(DOCUMENT SECTION begins)

CEO: Dave Krauthamer
QuSecure is a security company that focuses on protecting government and corporate systems from hacks. Specifically, its software works to keep encrypted data from being stolen and decrypted by quantum computers, which can steal and read valuable information at rapid speed. Its customers include Google and Amazon.
SCOUT
LOCATION: Alexandria, Va.
CEO: Eric Ingram
Scout -- also known as Scout Space -- develops software that helps spacefaring companies visualize what's going on in the great beyond and avoid casualties, like crashes with other spacecraft, satellites or debris. The company was founded in 2019 and says its name is an acronym for helping Spacecraft Observe and Understand Things around them.
SeaSatellites
LOCATION: San Diego, CA.
CEO: Mike Flanigan
As the name suggests, SeaSatellites is building unmanned vessels that work as satellites for the ocean and have a wide array of potential uses, from environmental data collection to communications. Similar to their skyward counterparts, SeaSatellites' tech can be controlled from anywhere and are designed to carry payloads on long missions.

(DOCUMENT SECTION ends)

#### ASSIGNED TASK
Can you reproduce, word for word, the stretch of the company profiles from "CEO: Dave Krauthamer" through "Google and Amazon."?

(STUDY MATERIAL begins)

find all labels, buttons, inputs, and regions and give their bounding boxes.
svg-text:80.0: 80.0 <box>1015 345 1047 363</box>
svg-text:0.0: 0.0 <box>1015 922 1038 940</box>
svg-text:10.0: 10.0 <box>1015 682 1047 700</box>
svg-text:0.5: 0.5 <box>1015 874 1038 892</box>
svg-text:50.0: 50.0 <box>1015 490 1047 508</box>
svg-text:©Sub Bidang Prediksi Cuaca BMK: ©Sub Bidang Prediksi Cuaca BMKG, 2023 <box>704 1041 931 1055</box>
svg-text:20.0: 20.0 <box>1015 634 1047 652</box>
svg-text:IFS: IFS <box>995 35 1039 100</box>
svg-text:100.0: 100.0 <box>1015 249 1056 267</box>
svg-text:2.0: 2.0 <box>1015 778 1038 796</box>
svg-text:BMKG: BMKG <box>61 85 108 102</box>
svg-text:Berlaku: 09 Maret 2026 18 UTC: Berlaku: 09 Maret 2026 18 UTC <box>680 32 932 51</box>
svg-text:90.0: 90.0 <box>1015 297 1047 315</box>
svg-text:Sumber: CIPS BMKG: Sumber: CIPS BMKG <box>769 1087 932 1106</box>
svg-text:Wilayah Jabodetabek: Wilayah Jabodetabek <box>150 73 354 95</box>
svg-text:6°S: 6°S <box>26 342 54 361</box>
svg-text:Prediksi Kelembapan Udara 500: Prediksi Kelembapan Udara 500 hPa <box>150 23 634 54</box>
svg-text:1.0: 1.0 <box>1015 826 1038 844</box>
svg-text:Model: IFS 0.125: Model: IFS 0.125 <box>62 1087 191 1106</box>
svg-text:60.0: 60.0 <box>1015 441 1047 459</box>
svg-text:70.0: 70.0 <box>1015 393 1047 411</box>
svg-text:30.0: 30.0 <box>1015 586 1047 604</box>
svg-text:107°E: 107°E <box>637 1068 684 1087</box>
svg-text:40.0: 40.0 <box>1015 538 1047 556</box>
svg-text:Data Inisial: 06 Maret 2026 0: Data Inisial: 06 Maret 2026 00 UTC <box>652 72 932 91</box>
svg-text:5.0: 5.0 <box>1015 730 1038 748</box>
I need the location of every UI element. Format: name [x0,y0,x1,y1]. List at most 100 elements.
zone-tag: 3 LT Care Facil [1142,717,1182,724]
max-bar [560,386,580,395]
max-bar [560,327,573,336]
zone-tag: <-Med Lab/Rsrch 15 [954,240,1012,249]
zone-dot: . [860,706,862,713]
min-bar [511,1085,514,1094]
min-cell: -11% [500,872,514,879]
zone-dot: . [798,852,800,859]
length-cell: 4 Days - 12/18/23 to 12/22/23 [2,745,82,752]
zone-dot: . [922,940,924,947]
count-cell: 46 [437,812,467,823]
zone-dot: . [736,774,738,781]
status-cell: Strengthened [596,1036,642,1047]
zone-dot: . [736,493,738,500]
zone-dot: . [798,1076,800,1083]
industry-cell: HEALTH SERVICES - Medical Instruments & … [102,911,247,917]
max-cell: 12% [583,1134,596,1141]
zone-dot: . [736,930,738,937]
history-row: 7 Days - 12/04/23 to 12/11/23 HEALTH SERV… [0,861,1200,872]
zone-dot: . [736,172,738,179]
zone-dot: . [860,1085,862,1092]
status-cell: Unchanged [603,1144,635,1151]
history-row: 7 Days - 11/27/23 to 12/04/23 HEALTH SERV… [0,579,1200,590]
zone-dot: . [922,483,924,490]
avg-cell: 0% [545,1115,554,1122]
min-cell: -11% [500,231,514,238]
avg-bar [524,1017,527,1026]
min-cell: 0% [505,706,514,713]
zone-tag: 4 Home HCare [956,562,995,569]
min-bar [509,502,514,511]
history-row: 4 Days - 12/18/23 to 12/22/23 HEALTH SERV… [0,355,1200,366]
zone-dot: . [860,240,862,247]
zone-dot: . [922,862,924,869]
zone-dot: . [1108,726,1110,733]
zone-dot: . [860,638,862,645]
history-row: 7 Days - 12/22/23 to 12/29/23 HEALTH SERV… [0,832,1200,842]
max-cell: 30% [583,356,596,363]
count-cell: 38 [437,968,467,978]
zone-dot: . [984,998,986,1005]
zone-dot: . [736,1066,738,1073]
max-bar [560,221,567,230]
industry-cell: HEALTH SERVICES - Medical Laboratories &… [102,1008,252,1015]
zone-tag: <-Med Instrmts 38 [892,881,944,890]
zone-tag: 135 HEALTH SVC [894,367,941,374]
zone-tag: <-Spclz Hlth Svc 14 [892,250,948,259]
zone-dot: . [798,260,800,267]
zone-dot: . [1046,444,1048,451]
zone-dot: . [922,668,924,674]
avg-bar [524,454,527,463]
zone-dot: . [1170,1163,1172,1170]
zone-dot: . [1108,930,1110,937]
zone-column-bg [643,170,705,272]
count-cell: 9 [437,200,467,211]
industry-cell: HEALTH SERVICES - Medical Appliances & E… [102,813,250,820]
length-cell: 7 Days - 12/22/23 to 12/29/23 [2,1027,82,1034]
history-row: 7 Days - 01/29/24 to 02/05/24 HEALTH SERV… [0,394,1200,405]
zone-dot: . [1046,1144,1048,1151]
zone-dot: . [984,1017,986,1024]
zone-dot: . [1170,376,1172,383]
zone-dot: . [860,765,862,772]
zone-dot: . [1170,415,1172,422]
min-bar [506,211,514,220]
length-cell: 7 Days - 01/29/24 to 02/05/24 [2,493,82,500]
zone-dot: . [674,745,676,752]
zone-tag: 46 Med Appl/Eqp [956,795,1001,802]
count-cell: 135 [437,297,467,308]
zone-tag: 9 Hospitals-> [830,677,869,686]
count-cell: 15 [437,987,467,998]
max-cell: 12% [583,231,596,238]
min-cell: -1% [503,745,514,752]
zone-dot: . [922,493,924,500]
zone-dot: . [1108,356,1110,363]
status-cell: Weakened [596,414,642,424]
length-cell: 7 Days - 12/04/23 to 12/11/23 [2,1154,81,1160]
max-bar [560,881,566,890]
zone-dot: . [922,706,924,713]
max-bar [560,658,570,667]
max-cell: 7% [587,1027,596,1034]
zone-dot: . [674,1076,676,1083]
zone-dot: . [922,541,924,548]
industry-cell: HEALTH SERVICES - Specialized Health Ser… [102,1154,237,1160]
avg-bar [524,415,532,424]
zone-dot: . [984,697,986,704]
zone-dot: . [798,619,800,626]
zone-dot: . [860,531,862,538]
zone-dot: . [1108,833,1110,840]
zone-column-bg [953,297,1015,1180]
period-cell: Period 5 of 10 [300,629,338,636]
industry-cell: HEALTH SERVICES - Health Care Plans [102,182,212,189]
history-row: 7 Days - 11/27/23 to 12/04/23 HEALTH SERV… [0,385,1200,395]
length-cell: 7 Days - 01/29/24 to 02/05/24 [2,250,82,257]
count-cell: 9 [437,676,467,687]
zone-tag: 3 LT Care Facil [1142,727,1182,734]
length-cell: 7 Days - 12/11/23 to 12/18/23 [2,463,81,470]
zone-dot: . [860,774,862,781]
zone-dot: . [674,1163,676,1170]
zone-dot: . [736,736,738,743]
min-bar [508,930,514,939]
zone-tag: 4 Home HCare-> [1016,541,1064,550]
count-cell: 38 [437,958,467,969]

(STUDY MATERIAL ends)

#### EXERCISE ANSWER
CEO: Dave Krauthamer
QuSecure is a security company that focuses on protecting government and corporate systems from hacks. Specifically, its software works to keep encrypted data from being stolen and decrypted by quantum computers, which can steal and read valuable information at rapid speed. Its customers include Google and Amazon.